> WHAT TO DO
Copy each line below without leaving any out.

==================================================

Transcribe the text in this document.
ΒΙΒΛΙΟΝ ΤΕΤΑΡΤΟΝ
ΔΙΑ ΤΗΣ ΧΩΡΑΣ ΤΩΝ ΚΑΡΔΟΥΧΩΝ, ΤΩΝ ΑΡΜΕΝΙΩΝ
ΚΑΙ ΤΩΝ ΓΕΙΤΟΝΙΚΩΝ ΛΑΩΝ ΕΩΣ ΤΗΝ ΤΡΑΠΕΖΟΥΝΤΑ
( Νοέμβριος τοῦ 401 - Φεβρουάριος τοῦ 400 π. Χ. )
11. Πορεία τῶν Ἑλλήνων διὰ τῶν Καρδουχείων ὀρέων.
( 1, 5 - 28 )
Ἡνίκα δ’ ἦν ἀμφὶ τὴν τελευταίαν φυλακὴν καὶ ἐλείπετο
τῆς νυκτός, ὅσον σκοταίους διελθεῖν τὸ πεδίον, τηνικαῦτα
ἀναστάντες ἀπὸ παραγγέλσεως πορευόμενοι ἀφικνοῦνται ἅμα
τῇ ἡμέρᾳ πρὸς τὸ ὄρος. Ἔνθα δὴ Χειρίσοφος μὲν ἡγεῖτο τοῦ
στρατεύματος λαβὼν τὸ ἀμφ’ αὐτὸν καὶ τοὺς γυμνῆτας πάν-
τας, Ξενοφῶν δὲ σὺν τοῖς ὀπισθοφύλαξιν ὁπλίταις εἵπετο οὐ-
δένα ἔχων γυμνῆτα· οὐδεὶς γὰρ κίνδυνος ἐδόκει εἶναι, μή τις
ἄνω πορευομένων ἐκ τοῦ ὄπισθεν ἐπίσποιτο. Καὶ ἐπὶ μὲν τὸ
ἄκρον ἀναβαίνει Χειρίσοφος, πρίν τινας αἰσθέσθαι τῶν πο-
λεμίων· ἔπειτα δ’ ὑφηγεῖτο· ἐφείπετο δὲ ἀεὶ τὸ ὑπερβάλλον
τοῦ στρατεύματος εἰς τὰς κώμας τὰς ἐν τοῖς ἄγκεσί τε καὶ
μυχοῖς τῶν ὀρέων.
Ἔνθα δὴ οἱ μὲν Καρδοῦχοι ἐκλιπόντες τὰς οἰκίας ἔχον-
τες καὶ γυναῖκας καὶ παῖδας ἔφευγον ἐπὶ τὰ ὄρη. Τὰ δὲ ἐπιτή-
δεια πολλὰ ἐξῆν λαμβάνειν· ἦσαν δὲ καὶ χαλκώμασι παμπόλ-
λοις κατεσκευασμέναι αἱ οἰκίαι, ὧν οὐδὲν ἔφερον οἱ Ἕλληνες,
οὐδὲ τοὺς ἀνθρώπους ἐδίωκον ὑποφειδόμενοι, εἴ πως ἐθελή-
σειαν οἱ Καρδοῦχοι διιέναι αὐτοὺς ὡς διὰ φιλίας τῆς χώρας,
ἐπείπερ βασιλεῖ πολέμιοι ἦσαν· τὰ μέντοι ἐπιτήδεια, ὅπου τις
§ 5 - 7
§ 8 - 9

==================================================

> FINAL ANSWER
Transcribe the text in this document.
ΒΙΒΛΙΟΝ ΤΕΤΑΡΤΟΝ
ΔΙΑ ΤΗΣ ΧΩΡΑΣ ΤΩΝ ΚΑΡΔΟΥΧΩΝ, ΤΩΝ ΑΡΜΕΝΙΩΝ
ΚΑΙ ΤΩΝ ΓΕΙΤΟΝΙΚΩΝ ΛΑΩΝ ΕΩΣ ΤΗΝ ΤΡΑΠΕΖΟΥΝΤΑ
( Νοέμβριος τοῦ 401 - Φεβρουάριος τοῦ 400 π. Χ. )
11. Πορεία τῶν Ἑλλήνων διὰ τῶν Καρδουχείων ὀρέων.
( 1, 5 - 28 )
Ἡνίκα δ’ ἦν ἀμφὶ τὴν τελευταίαν φυλακὴν καὶ ἐλείπετο
τῆς νυκτός, ὅσον σκοταίους διελθεῖν τὸ πεδίον, τηνικαῦτα
ἀναστάντες ἀπὸ παραγγέλσεως πορευόμενοι ἀφικνοῦνται ἅμα
τῇ ἡμέρᾳ πρὸς τὸ ὄρος. Ἔνθα δὴ Χειρίσοφος μὲν ἡγεῖτο τοῦ
στρατεύματος λαβὼν τὸ ἀμφ’ αὐτὸν καὶ τοὺς γυμνῆτας πάν-
τας, Ξενοφῶν δὲ σὺν τοῖς ὀπισθοφύλαξιν ὁπλίταις εἵπετο οὐ-
δένα ἔχων γυμνῆτα· οὐδεὶς γὰρ κίνδυνος ἐδόκει εἶναι, μή τις
ἄνω πορευομένων ἐκ τοῦ ὄπισθεν ἐπίσποιτο. Καὶ ἐπὶ μὲν τὸ
ἄκρον ἀναβαίνει Χειρίσοφος, πρίν τινας αἰσθέσθαι τῶν πο-
λεμίων· ἔπειτα δ’ ὑφηγεῖτο· ἐφείπετο δὲ ἀεὶ τὸ ὑπερβάλλον
τοῦ στρατεύματος εἰς τὰς κώμας τὰς ἐν τοῖς ἄγκεσί τε καὶ
μυχοῖς τῶν ὀρέων.
Ἔνθα δὴ οἱ μὲν Καρδοῦχοι ἐκλιπόντες τὰς οἰκίας ἔχον-
τες καὶ γυναῖκας καὶ παῖδας ἔφευγον ἐπὶ τὰ ὄρη. Τὰ δὲ ἐπιτή-
δεια πολλὰ ἐξῆν λαμβάνειν· ἦσαν δὲ καὶ χαλκώμασι παμπόλ-
λοις κατεσκευασμέναι αἱ οἰκίαι, ὧν οὐδὲν ἔφερον οἱ Ἕλληνες,
οὐδὲ τοὺς ἀνθρώπους ἐδίωκον ὑποφειδόμενοι, εἴ πως ἐθελή-
σειαν οἱ Καρδοῦχοι διιέναι αὐτοὺς ὡς διὰ φιλίας τῆς χώρας,
ἐπείπερ βασιλεῖ πολέμιοι ἦσαν· τὰ μέντοι ἐπιτήδεια, ὅπου τις
§ 5 - 7
§ 8 - 9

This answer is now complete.